Look through the data below. Collect every line where the word "speed" occurs.

-- START OF EXERCISE DATA --

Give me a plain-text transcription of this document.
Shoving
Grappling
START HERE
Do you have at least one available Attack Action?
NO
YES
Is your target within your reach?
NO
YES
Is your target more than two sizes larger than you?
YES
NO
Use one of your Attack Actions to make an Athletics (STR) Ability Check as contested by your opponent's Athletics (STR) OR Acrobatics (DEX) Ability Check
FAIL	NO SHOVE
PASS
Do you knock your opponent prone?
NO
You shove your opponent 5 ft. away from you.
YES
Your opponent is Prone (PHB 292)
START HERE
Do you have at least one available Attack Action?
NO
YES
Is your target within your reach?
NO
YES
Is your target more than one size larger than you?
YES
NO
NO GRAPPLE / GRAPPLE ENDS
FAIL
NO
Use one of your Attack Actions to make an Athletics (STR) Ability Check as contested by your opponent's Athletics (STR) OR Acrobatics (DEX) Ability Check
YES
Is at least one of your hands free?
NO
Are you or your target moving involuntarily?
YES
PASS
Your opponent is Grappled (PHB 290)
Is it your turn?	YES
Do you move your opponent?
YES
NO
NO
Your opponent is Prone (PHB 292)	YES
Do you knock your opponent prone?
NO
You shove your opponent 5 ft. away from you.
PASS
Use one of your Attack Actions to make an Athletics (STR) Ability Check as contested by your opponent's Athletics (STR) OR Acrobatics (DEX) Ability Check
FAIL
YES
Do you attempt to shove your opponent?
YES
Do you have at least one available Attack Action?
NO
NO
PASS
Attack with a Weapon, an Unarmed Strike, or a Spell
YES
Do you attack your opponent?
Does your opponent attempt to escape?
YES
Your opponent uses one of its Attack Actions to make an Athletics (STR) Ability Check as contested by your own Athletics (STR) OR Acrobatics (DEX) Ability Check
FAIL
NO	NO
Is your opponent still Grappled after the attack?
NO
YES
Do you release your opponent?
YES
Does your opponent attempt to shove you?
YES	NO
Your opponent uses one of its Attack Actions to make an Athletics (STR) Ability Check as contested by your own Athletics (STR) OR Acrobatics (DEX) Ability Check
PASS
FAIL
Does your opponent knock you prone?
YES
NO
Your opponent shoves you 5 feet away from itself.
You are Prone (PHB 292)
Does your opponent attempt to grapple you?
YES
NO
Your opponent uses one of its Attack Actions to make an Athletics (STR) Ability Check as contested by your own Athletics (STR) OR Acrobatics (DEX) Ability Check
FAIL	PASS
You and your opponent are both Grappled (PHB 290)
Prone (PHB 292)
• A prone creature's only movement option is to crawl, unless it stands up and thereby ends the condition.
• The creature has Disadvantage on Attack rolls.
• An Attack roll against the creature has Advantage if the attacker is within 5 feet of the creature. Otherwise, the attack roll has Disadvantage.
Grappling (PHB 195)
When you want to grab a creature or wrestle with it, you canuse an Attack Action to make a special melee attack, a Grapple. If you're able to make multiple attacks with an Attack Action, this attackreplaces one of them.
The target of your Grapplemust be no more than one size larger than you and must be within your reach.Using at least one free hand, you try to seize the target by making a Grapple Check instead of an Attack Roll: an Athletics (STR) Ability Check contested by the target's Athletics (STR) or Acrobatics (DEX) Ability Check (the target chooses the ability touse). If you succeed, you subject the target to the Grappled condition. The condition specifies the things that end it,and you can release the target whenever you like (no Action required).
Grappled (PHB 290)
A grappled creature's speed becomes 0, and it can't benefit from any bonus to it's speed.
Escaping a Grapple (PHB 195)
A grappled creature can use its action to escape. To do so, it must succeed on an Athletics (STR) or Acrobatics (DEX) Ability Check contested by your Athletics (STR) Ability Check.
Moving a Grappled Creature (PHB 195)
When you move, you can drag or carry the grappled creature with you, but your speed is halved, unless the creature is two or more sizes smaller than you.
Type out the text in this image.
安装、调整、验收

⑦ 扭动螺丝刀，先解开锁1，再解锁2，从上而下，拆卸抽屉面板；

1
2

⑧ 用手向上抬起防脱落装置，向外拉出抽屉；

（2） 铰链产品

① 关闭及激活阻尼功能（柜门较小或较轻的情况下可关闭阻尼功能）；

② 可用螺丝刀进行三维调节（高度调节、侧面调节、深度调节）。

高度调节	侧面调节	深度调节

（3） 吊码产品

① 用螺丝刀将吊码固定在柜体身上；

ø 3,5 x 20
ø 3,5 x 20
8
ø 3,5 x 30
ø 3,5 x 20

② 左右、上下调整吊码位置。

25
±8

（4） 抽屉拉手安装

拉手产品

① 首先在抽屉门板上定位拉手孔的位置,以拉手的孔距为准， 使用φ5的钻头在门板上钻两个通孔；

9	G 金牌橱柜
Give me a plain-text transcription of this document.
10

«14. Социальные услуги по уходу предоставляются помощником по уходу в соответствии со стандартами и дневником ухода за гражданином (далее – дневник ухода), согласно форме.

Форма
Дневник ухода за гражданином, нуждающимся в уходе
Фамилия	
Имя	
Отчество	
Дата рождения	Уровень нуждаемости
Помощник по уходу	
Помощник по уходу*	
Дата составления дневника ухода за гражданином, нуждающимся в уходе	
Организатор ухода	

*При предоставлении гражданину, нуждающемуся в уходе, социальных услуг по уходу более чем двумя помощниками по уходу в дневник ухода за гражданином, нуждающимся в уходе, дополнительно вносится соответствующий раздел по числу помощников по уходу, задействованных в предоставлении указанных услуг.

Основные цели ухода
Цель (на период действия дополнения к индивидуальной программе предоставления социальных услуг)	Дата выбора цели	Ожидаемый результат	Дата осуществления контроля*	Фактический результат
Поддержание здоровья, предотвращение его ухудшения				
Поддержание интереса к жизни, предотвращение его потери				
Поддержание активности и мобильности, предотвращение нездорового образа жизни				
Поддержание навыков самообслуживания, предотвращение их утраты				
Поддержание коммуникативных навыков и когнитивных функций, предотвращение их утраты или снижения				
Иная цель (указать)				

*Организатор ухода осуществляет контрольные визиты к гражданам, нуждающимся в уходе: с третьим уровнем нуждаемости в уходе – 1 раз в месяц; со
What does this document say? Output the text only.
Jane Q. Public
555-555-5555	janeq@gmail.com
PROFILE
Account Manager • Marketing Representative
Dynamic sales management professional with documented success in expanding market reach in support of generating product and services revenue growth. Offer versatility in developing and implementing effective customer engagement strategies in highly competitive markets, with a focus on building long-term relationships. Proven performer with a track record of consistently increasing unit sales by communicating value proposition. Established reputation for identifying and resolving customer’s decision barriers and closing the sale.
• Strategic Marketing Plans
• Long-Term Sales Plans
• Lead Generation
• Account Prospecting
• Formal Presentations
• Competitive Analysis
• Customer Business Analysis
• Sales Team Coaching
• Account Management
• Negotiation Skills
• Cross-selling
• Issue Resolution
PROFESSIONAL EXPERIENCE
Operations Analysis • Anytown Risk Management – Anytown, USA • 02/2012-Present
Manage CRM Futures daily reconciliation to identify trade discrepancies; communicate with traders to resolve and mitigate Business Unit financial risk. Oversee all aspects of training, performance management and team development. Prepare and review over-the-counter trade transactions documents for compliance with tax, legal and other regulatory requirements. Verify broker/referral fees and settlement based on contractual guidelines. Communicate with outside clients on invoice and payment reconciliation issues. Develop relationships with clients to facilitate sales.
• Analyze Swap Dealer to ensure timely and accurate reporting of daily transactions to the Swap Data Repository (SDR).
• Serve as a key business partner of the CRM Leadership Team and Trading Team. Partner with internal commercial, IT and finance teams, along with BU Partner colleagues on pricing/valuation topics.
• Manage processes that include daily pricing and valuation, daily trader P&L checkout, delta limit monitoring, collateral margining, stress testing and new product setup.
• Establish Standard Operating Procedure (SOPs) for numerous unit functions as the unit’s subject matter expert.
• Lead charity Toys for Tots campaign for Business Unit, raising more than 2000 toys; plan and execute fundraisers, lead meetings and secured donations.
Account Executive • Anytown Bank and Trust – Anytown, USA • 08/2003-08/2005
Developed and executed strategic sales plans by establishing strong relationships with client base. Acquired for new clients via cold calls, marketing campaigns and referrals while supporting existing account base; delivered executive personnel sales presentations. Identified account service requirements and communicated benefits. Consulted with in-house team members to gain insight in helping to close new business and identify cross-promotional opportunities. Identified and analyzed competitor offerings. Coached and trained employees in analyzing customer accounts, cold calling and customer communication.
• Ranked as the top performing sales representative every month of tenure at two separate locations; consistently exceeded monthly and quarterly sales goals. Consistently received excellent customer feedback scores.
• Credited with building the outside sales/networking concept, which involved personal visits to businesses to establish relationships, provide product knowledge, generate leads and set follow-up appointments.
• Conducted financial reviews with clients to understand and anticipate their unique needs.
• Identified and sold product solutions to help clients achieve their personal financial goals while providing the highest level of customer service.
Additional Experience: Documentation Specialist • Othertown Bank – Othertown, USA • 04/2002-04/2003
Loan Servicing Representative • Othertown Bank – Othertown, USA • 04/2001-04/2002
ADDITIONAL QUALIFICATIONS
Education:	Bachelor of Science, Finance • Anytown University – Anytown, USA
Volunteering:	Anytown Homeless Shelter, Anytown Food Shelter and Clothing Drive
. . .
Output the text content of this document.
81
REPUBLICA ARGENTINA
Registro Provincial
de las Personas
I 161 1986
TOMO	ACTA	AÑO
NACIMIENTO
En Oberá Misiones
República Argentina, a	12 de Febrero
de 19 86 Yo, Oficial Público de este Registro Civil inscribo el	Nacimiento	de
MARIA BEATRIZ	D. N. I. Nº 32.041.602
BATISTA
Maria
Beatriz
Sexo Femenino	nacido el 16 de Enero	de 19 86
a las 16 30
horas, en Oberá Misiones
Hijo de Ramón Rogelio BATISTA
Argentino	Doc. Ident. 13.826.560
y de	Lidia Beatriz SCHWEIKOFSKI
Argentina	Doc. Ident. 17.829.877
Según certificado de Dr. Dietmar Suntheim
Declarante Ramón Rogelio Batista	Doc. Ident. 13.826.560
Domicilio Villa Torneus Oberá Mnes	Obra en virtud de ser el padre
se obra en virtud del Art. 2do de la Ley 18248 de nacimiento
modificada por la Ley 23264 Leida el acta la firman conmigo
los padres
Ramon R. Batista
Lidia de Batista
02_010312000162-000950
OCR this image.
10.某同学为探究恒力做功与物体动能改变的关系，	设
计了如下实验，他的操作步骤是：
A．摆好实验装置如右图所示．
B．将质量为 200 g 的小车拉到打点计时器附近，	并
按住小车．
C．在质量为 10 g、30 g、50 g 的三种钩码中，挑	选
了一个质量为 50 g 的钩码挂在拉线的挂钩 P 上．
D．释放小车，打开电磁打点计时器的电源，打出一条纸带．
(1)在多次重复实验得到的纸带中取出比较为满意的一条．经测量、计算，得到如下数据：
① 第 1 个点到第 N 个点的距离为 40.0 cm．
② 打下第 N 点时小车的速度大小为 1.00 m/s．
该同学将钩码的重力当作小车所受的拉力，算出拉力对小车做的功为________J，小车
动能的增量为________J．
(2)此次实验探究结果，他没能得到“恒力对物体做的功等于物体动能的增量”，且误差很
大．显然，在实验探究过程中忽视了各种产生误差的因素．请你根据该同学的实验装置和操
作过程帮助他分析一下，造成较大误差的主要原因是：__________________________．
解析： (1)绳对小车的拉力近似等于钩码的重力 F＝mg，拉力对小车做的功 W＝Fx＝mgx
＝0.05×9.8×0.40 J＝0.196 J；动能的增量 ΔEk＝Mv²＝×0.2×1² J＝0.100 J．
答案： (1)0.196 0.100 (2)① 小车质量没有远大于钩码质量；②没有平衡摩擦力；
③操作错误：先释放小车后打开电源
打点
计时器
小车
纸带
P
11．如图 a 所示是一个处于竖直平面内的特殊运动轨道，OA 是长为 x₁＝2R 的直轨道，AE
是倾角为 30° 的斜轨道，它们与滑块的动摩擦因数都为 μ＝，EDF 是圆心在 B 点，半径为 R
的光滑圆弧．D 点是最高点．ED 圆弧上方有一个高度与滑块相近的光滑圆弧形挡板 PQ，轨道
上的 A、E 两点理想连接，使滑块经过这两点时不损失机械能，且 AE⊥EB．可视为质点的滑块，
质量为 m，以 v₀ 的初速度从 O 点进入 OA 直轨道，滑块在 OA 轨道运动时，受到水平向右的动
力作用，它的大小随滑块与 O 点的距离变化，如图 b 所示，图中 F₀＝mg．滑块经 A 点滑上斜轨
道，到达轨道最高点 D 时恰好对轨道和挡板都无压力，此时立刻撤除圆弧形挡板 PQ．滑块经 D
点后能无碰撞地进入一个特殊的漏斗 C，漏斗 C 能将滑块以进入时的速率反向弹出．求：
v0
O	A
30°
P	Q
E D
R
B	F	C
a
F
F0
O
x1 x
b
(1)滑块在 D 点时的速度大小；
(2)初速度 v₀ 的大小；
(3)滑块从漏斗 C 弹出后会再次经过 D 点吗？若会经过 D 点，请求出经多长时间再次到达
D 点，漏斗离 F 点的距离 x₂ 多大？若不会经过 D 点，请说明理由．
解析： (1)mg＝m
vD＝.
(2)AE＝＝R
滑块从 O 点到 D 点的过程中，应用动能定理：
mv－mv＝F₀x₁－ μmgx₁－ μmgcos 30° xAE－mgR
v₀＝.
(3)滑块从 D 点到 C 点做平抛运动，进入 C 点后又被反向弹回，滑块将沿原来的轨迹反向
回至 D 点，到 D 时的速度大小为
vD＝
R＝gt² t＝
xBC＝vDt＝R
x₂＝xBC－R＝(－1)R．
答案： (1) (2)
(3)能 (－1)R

-- END OF EXERCISE DATA --

### WRITTEN RESPONSE:
A grappled creature's speed becomes 0, and it can't benefit from any bonus to it's speed.
When you move, you can drag or carry the grappled creature with you, but your speed is halved, unless the creature is two or more sizes smaller than you.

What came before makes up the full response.